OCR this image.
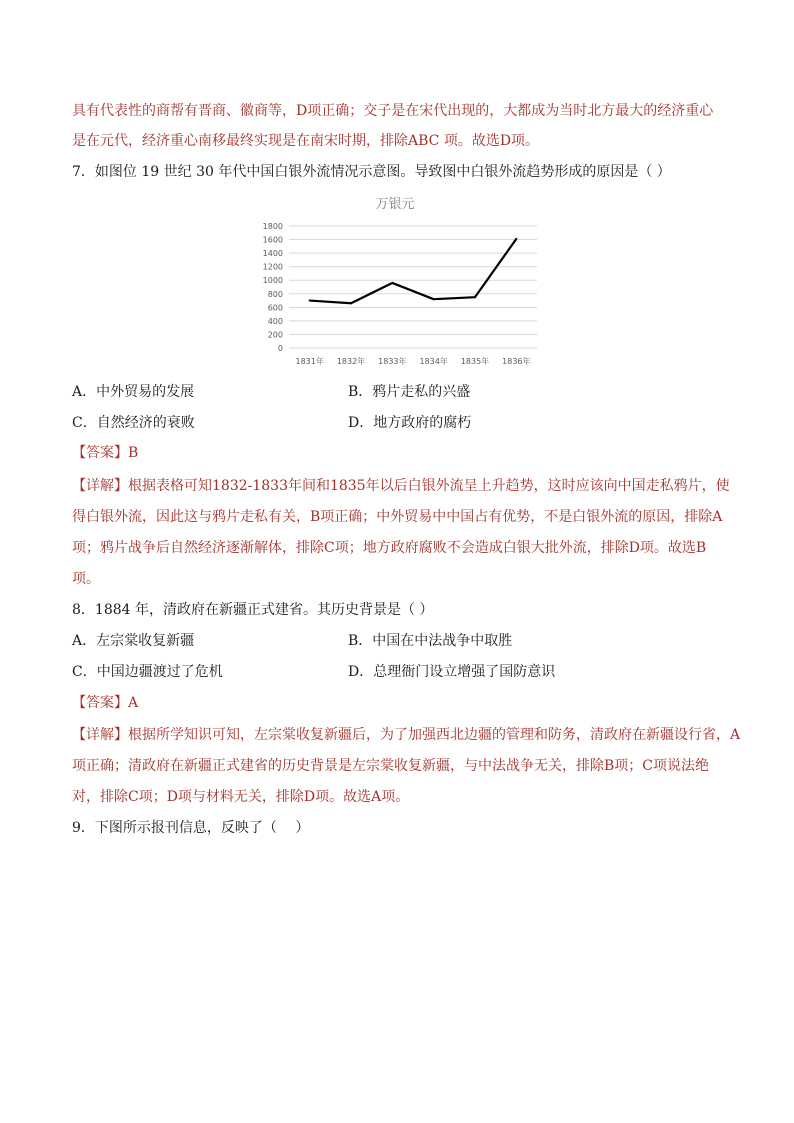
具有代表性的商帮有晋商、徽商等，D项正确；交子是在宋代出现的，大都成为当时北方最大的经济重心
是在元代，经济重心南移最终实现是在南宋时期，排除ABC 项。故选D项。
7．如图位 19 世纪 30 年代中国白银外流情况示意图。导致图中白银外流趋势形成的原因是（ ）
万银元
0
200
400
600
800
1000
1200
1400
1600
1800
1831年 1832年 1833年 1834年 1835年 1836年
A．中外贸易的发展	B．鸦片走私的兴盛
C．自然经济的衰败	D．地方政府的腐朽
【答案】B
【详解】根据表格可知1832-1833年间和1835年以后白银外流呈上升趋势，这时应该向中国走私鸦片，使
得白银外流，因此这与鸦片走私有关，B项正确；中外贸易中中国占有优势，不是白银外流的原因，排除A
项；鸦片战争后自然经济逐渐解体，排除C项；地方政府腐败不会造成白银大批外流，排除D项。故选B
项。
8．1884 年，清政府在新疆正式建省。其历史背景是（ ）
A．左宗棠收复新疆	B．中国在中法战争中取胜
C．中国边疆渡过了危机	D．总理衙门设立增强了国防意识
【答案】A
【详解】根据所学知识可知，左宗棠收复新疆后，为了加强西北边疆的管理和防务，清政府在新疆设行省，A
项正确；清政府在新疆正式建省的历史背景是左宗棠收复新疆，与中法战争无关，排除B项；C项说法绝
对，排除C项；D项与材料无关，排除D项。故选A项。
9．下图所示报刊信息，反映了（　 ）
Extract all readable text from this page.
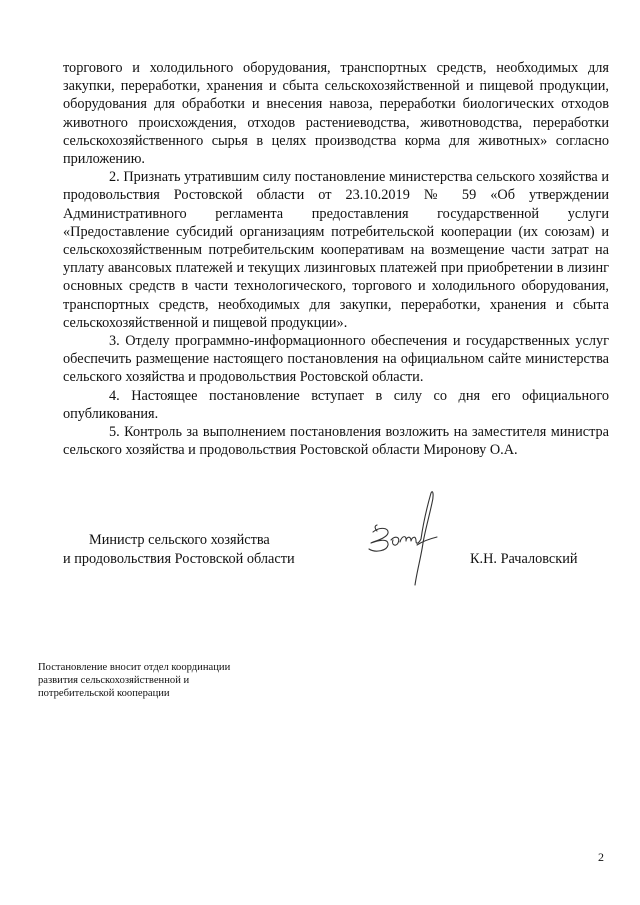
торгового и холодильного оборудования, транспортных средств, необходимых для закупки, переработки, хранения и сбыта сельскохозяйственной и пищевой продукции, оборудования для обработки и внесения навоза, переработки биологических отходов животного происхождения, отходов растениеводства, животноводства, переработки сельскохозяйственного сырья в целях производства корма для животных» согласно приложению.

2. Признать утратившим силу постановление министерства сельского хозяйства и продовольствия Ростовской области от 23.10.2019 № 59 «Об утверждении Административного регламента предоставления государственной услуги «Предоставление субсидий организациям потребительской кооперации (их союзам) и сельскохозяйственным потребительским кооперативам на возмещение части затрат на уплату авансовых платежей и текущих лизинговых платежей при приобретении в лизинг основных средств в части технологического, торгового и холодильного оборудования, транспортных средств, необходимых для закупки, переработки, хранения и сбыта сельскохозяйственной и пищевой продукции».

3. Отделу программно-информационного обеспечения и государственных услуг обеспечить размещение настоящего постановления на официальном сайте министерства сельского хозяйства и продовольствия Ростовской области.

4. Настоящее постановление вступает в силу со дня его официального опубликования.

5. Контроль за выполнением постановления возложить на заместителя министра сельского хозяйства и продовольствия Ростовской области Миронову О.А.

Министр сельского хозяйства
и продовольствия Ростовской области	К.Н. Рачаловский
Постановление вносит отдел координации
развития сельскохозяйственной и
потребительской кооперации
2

What is asked
Would you mind returning each entry above word for word, skipping the images?

Exercise solution
OCR this image.
具有代表性的商帮有晋商、徽商等，D项正确；交子是在宋代出现的，大都成为当时北方最大的经济重心
是在元代，经济重心南移最终实现是在南宋时期，排除ABC 项。故选D项。
7．如图位 19 世纪 30 年代中国白银外流情况示意图。导致图中白银外流趋势形成的原因是（ ）
万银元
0
200
400
600
800
1000
1200
1400
1600
1800
1831年 1832年 1833年 1834年 1835年 1836年
A．中外贸易的发展	B．鸦片走私的兴盛
C．自然经济的衰败	D．地方政府的腐朽
【答案】B
【详解】根据表格可知1832-1833年间和1835年以后白银外流呈上升趋势，这时应该向中国走私鸦片，使
得白银外流，因此这与鸦片走私有关，B项正确；中外贸易中中国占有优势，不是白银外流的原因，排除A
项；鸦片战争后自然经济逐渐解体，排除C项；地方政府腐败不会造成白银大批外流，排除D项。故选B
项。
8．1884 年，清政府在新疆正式建省。其历史背景是（ ）
A．左宗棠收复新疆	B．中国在中法战争中取胜
C．中国边疆渡过了危机	D．总理衙门设立增强了国防意识
【答案】A
【详解】根据所学知识可知，左宗棠收复新疆后，为了加强西北边疆的管理和防务，清政府在新疆设行省，A
项正确；清政府在新疆正式建省的历史背景是左宗棠收复新疆，与中法战争无关，排除B项；C项说法绝
对，排除C项；D项与材料无关，排除D项。故选A项。
9．下图所示报刊信息，反映了（　 ）
Extract all readable text from this page.
торгового и холодильного оборудования, транспортных средств, необходимых для закупки, переработки, хранения и сбыта сельскохозяйственной и пищевой продукции, оборудования для обработки и внесения навоза, переработки биологических отходов животного происхождения, отходов растениеводства, животноводства, переработки сельскохозяйственного сырья в целях производства корма для животных» согласно приложению.

2. Признать утратившим силу постановление министерства сельского хозяйства и продовольствия Ростовской области от 23.10.2019 № 59 «Об утверждении Административного регламента предоставления государственной услуги «Предоставление субсидий организациям потребительской кооперации (их союзам) и сельскохозяйственным потребительским кооперативам на возмещение части затрат на уплату авансовых платежей и текущих лизинговых платежей при приобретении в лизинг основных средств в части технологического, торгового и холодильного оборудования, транспортных средств, необходимых для закупки, переработки, хранения и сбыта сельскохозяйственной и пищевой продукции».

3. Отделу программно-информационного обеспечения и государственных услуг обеспечить размещение настоящего постановления на официальном сайте министерства сельского хозяйства и продовольствия Ростовской области.

4. Настоящее постановление вступает в силу со дня его официального опубликования.

5. Контроль за выполнением постановления возложить на заместителя министра сельского хозяйства и продовольствия Ростовской области Миронову О.А.

Министр сельского хозяйства
и продовольствия Ростовской области	К.Н. Рачаловский
Постановление вносит отдел координации
развития сельскохозяйственной и
потребительской кооперации
2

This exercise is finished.